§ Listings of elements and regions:
........

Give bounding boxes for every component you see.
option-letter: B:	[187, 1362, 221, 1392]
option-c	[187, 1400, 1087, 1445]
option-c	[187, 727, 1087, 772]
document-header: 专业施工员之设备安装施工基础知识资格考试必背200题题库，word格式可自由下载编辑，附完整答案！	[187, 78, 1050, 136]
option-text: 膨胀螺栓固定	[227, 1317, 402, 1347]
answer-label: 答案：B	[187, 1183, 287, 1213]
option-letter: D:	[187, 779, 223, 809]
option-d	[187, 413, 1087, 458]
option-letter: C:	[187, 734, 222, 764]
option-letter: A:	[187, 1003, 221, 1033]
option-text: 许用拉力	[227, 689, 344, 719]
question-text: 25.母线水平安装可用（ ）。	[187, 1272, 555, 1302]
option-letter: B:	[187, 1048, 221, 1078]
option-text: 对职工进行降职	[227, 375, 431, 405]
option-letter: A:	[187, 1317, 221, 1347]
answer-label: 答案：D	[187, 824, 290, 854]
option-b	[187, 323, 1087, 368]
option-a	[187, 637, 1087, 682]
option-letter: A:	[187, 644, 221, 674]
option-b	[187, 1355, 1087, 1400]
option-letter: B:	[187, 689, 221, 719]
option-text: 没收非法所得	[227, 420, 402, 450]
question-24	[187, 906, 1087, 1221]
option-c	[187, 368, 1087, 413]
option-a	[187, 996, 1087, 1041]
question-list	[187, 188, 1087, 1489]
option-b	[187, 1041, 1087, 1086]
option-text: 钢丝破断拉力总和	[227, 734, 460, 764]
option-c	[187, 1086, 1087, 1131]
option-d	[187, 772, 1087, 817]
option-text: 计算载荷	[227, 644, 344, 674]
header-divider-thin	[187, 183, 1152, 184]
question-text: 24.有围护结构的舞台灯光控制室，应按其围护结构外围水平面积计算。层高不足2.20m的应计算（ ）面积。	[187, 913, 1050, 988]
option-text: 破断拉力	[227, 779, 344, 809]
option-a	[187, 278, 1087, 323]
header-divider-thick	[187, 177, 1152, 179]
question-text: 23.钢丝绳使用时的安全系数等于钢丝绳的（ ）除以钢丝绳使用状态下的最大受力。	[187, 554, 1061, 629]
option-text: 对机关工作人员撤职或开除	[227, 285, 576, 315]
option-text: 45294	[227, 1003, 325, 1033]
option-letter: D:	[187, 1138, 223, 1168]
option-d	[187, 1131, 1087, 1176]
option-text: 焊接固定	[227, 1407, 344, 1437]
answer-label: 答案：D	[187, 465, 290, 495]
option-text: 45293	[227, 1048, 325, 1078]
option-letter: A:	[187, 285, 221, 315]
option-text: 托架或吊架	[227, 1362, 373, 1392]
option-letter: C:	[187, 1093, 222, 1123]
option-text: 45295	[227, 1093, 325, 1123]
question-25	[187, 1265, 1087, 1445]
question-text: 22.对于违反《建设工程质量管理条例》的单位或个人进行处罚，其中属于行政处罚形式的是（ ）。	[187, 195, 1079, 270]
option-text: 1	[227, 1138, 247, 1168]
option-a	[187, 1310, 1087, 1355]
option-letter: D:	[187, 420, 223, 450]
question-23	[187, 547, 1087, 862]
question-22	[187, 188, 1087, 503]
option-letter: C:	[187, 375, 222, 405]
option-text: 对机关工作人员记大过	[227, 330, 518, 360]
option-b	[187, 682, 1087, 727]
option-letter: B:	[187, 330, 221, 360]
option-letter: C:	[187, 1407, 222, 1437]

........

§ What needs to be done: Pull out every line of the records that contains the string "header", treating uppercase and lowercase as different.

§ Solution for this exercise:
document-header: 专业施工员之设备安装施工基础知识资格考试必背200题题库，word格式可自由下载编辑，附完整答案！	[187, 78, 1050, 136]
header-divider-thin	[187, 183, 1152, 184]
header-divider-thick	[187, 177, 1152, 179]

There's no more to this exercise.